» WRITTEN EXERCISE:
Read through the entries below and return each line with the word "поперечного".

-- Start of DATASET --

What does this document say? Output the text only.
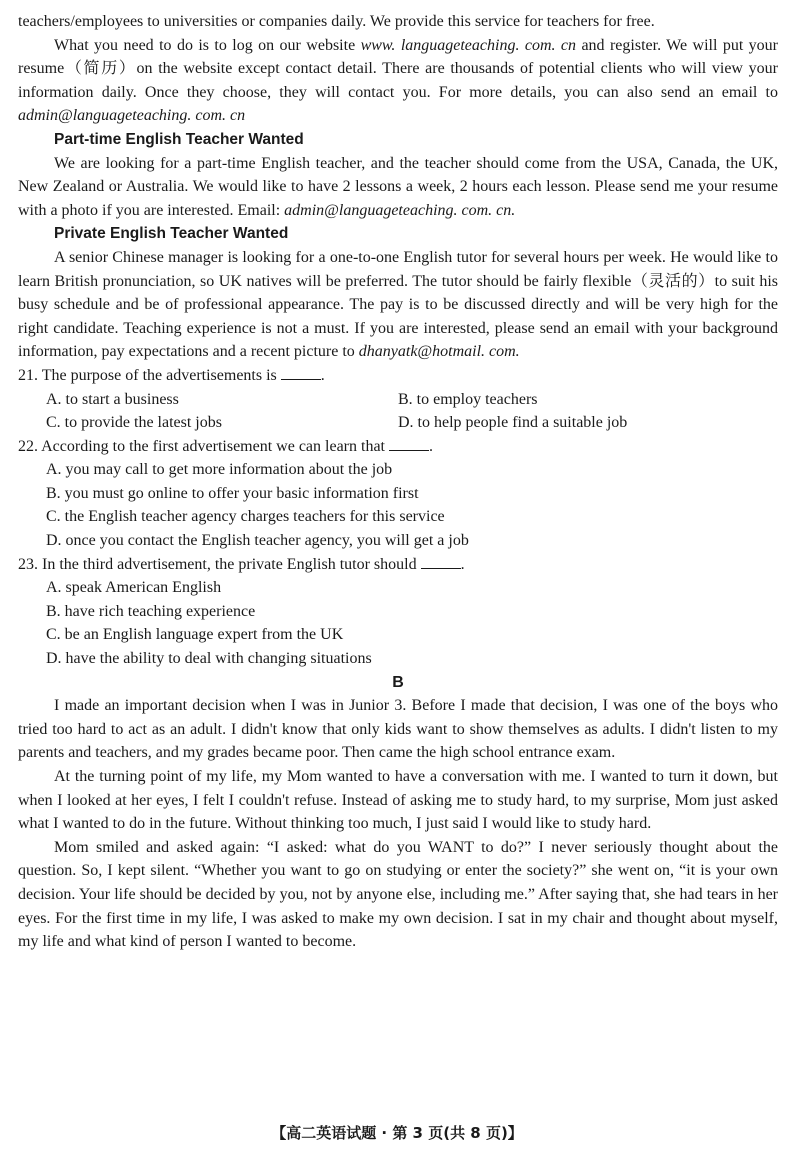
teachers/employees to universities or companies daily. We provide this service for teachers for free.

What you need to do is to log on our website www. languageteaching. com. cn and register. We will put your resume（简历）on the website except contact detail. There are thousands of potential clients who will view your information daily. Once they choose, they will contact you. For more details, you can also send an email to admin@languageteaching. com. cn

Part-time English Teacher Wanted

We are looking for a part-time English teacher, and the teacher should come from the USA, Canada, the UK, New Zealand or Australia. We would like to have 2 lessons a week, 2 hours each lesson. Please send me your resume with a photo if you are interested. Email: admin@languageteaching. com. cn.

Private English Teacher Wanted

A senior Chinese manager is looking for a one-to-one English tutor for several hours per week. He would like to learn British pronunciation, so UK natives will be preferred. The tutor should be fairly flexible（灵活的）to suit his busy schedule and be of professional appearance. The pay is to be discussed directly and will be very high for the right candidate. Teaching experience is not a must. If you are interested, please send an email with your background information, pay expectations and a recent picture to dhanyatk@hotmail. com.

21. The purpose of the advertisements is	.

A. to start a business	B. to employ teachers
C. to provide the latest jobs	D. to help people find a suitable job

22. According to the first advertisement we can learn that	.

A. you may call to get more information about the job

B. you must go online to offer your basic information first

C. the English teacher agency charges teachers for this service

D. once you contact the English teacher agency, you will get a job

23. In the third advertisement, the private English tutor should	.

A. speak American English

B. have rich teaching experience

C. be an English language expert from the UK

D. have the ability to deal with changing situations

B

I made an important decision when I was in Junior 3. Before I made that decision, I was one of the boys who tried too hard to act as an adult. I didn't know that only kids want to show themselves as adults. I didn't listen to my parents and teachers, and my grades became poor. Then came the high school entrance exam.

At the turning point of my life, my Mom wanted to have a conversation with me. I wanted to turn it down, but when I looked at her eyes, I felt I couldn't refuse. Instead of asking me to study hard, to my surprise, Mom just asked what I wanted to do in the future. Without thinking too much, I just said I would like to study hard.

Mom smiled and asked again: “I asked: what do you WANT to do?” I never seriously thought about the question. So, I kept silent. “Whether you want to go on studying or enter the society?” she went on, “it is your own decision. Your life should be decided by you, not by anyone else, including me.” After saying that, she had tears in her eyes. For the first time in my life, I was asked to make my own decision. I sat in my chair and thought about myself, my life and what kind of person I wanted to become.

【高二英语试题 · 第 3 页(共 8 页)】
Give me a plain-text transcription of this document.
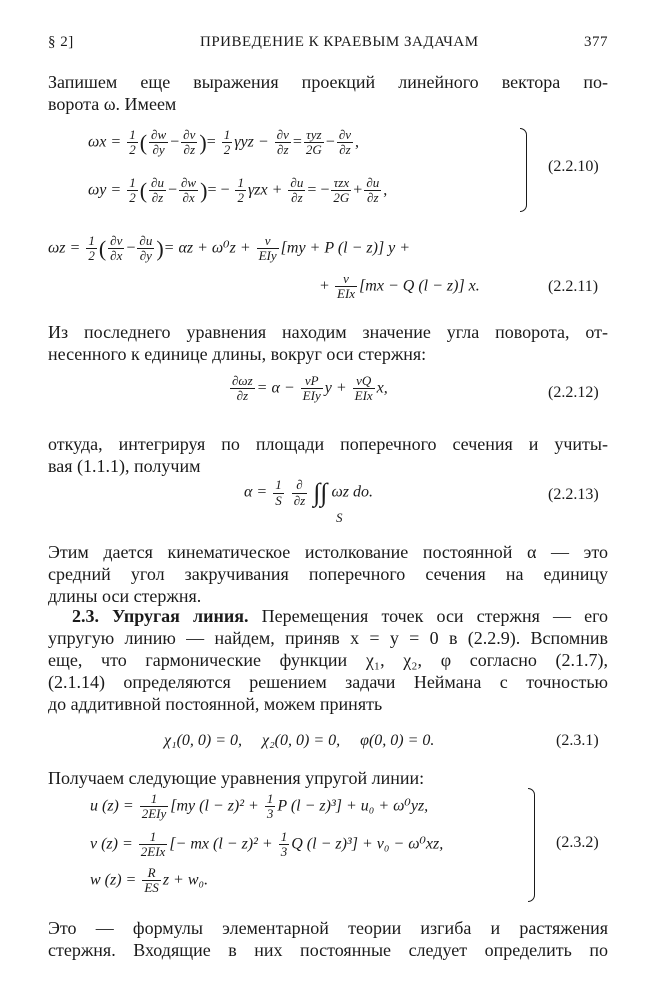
§ 2]	ПРИВЕДЕНИЕ К КРАЕВЫМ ЗАДАЧАМ	377
Запишем еще выражения проекций линейного вектора по-
ворота ω. Имеем
$\omega x = \frac{1}{2}$ ( $\frac{\partial w}{\partial y} - \frac{\partial v}{\partial z}$ )= $\frac{1}{2}$ $\gamma yz - \frac{\partial v}{\partial z} = \frac{\text{τyz}}{2G} - \frac{\partial v}{\partial z}$ ,
$\omega y = \frac{1}{2}$ ( $\frac{\partial u}{\partial z} - \frac{\partial w}{\partial x}$ )= − $\frac{1}{2}$ $\gamma zx + \frac{\partial u}{\partial z}$ = − $\frac{\text{τzx}}{2G} + \frac{\partial u}{\partial z}$ ,
(2.2.10)
$\omega z = \frac{1}{2}$ ( $\frac{\partial v}{\partial x} - \frac{\partial u}{\partial y}$ )= $\alpha z + \omega^0z + \frac{\nu}{\text{EIy}} [my + P$ (l − z)] y +
+ $\frac{\nu}{\text{EIx}} [mx - Q$ (l − z)] x.	(2.2.11)
Из последнего уравнения находим значение угла поворота, от-
несенного к единице длины, вокруг оси стержня:
$\frac{\partial\omega z}{\partial z} = \alpha - \frac{\nu P}{\text{EIy}}$ $y + \frac{\nu Q}{\text{EIx}} x$,	(2.2.12)
откуда, интегрируя по площади поперечного сечения и учиты-
вая (1.1.1), получим
$\alpha = \frac{1}{S}$
$\frac{\partial}{\partial z}$ ∫∫ ωz do.
S
(2.2.13)
Этим дается кинематическое истолкование постоянной α — это
средний угол закручивания поперечного сечения на единицу
длины оси стержня.
2.3. Упругая линия. Перемещения точек оси стержня — его
упругую линию — найдем, приняв x = y = 0 в (2.2.9). Вспомнив
еще, что гармонические функции χ₁, χ₂, φ согласно (2.1.7),
(2.1.14) определяются решением задачи Неймана с точностью
до аддитивной постоянной, можем принять
χ₁(0, 0) = 0,     χ₂(0, 0) = 0,     φ(0, 0) = 0.	(2.3.1)
Получаем следующие уравнения упругой линии:
u $(z) = \frac{1}{\text{2EIy}} [my$ $(l - z)^2 + \frac{1}{3}$ P (l − z)³] + u₀ + ω⁰yz,
v $(z) = \frac{1}{\text{2EIx}}$ [− mx $(l - z)^2 + \frac{1}{3}$ Q (l − z)³] + v₀ − ω⁰xz,
w $(z) = \frac{R}{ES}$ z + w₀.
(2.3.2)
Это — формулы элементарной теории изгиба и растяжения
стержня. Входящие в них постоянные следует определить по
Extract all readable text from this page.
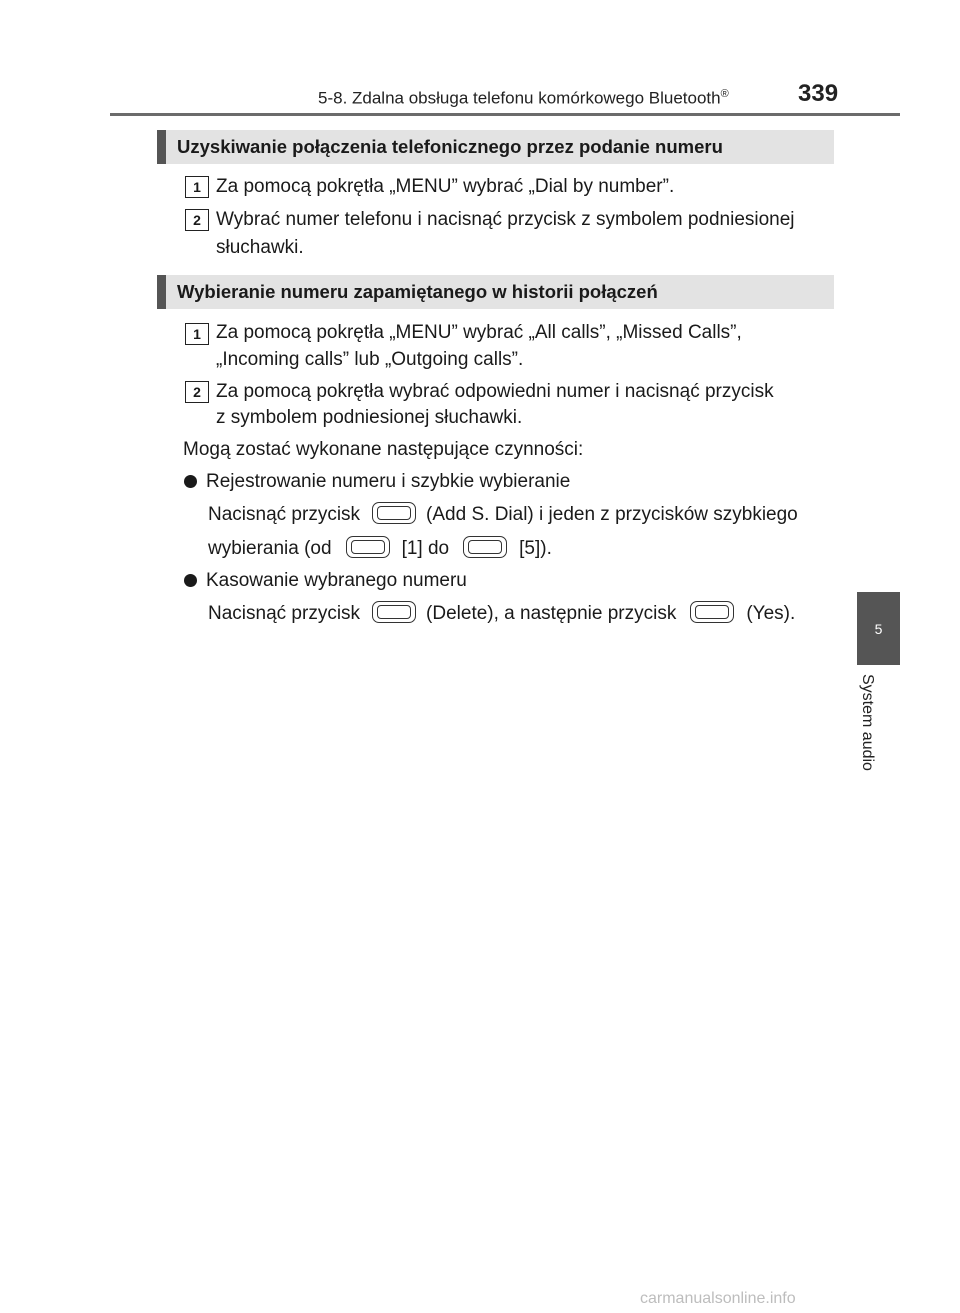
5-8. Zdalna obsługa telefonu komórkowego Bluetooth®	339
Uzyskiwanie połączenia telefonicznego przez podanie numeru
1 Za pomocą pokrętła „MENU” wybrać „Dial by number”.
2 Wybrać numer telefonu i nacisnąć przycisk z symbolem podniesionej
słuchawki.
Wybieranie numeru zapamiętanego w historii połączeń
1 Za pomocą pokrętła „MENU” wybrać „All calls”, „Missed Calls”,
„Incoming calls” lub „Outgoing calls”.
2 Za pomocą pokrętła wybrać odpowiedni numer i nacisnąć przycisk
z symbolem podniesionej słuchawki.
Mogą zostać wykonane następujące czynności:
Rejestrowanie numeru i szybkie wybieranie
Nacisnąć przycisk	(Add S. Dial) i jeden z przycisków szybkiego
wybierania (od	[1] do	[5]).
Kasowanie wybranego numeru
Nacisnąć przycisk	(Delete), a następnie przycisk	(Yes).
5
System audio
carmanualsonline.info
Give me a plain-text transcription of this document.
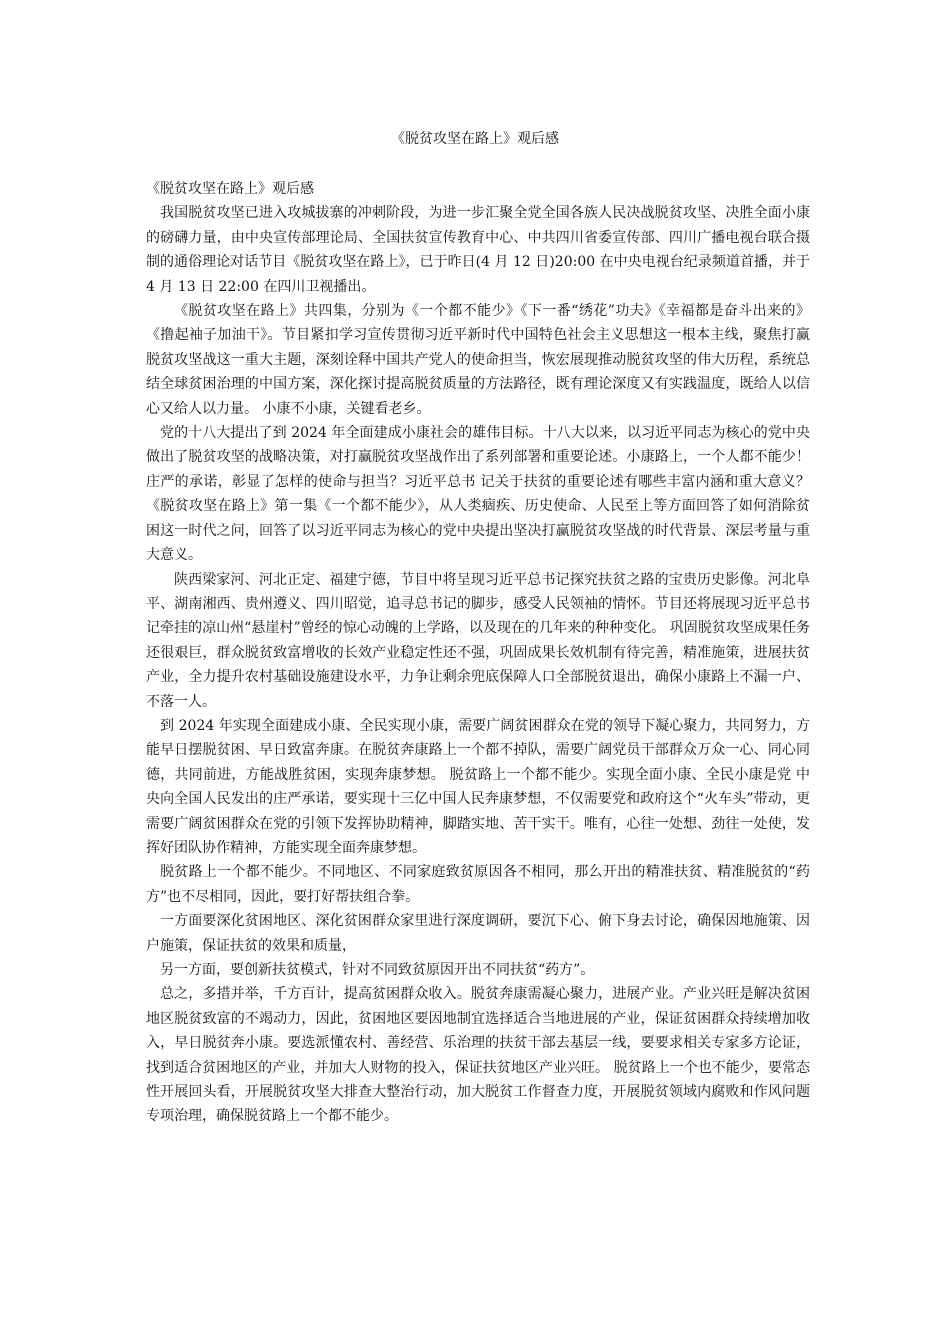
《脱贫攻坚在路上》观后感

《脱贫攻坚在路上》观后感

我国脱贫攻坚已进入攻城拔寨的冲刺阶段，为进一步汇聚全党全国各族人民决战脱贫攻坚、决胜全面小康的磅礴力量，由中央宣传部理论局、全国扶贫宣传教育中心、中共四川省委宣传部、四川广播电视台联合摄制的通俗理论对话节目《脱贫攻坚在路上》，已于昨日(4 月 12 日)20:00 在中央电视台纪录频道首播，并于 4 月 13 日 22:00 在四川卫视播出。

《脱贫攻坚在路上》共四集，分别为《一个都不能少》《下一番“绣花”功夫》《幸福都是奋斗出来的》《撸起袖子加油干》。节目紧扣学习宣传贯彻习近平新时代中国特色社会主义思想这一根本主线，聚焦打赢脱贫攻坚战这一重大主题，深刻诠释中国共产党人的使命担当，恢宏展现推动脱贫攻坚的伟大历程，系统总结全球贫困治理的中国方案，深化探讨提高脱贫质量的方法路径，既有理论深度又有实践温度，既给人以信心又给人以力量。 小康不小康，关键看老乡。

党的十八大提出了到 2024 年全面建成小康社会的雄伟目标。十八大以来，以习近平同志为核心的党中央做出了脱贫攻坚的战略决策，对打赢脱贫攻坚战作出了系列部署和重要论述。小康路上，一个人都不能少！庄严的承诺，彰显了怎样的使命与担当？习近平总书 记关于扶贫的重要论述有哪些丰富内涵和重大意义？ 《脱贫攻坚在路上》第一集《一个都不能少》，从人类痼疾、历史使命、人民至上等方面回答了如何消除贫困这一时代之问，回答了以习近平同志为核心的党中央提出坚决打赢脱贫攻坚战的时代背景、深层考量与重大意义。

陕西梁家河、河北正定、福建宁德，节目中将呈现习近平总书记探究扶贫之路的宝贵历史影像。河北阜平、湖南湘西、贵州遵义、四川昭觉，追寻总书记的脚步，感受人民领袖的情怀。节目还将展现习近平总书记牵挂的凉山州“悬崖村”曾经的惊心动魄的上学路，以及现在的几年来的种种变化。 巩固脱贫攻坚成果任务还很艰巨，群众脱贫致富增收的长效产业稳定性还不强，巩固成果长效机制有待完善，精准施策，进展扶贫产业，全力提升农村基础设施建设水平，力争让剩余兜底保障人口全部脱贫退出，确保小康路上不漏一户、不落一人。

到 2024 年实现全面建成小康、全民实现小康，需要广阔贫困群众在党的领导下凝心聚力，共同努力，方能早日摆脱贫困、早日致富奔康。在脱贫奔康路上一个都不掉队，需要广阔党员干部群众万众一心、同心同德，共同前进，方能战胜贫困，实现奔康梦想。 脱贫路上一个都不能少。实现全面小康、全民小康是党 中央向全国人民发出的庄严承诺，要实现十三亿中国人民奔康梦想，不仅需要党和政府这个“火车头”带动，更需要广阔贫困群众在党的引领下发挥协助精神，脚踏实地、苦干实干。唯有，心往一处想、劲往一处使，发挥好团队协作精神，方能实现全面奔康梦想。

脱贫路上一个都不能少。不同地区、不同家庭致贫原因各不相同，那么开出的精准扶贫、精准脱贫的“药方”也不尽相同，因此，要打好帮扶组合拳。

一方面要深化贫困地区、深化贫困群众家里进行深度调研，要沉下心、俯下身去讨论，确保因地施策、因户施策，保证扶贫的效果和质量，

另一方面，要创新扶贫模式，针对不同致贫原因开出不同扶贫“药方”。

总之，多措并举，千方百计，提高贫困群众收入。脱贫奔康需凝心聚力，进展产业。产业兴旺是解决贫困地区脱贫致富的不竭动力，因此，贫困地区要因地制宜选择适合当地进展的产业，保证贫困群众持续增加收入，早日脱贫奔小康。要选派懂农村、善经营、乐治理的扶贫干部去基层一线，要要求相关专家多方论证，找到适合贫困地区的产业，并加大人财物的投入，保证扶贫地区产业兴旺。 脱贫路上一个也不能少，要常态性开展回头看，开展脱贫攻坚大排查大整治行动，加大脱贫工作督查力度，开展脱贫领域内腐败和作风问题专项治理，确保脱贫路上一个都不能少。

-- End of DATASET --

» EXERCISE OUTPUT:
откуда, интегрируя по площади поперечного сечения и учиты-
средний угол закручивания поперечного сечения на единицу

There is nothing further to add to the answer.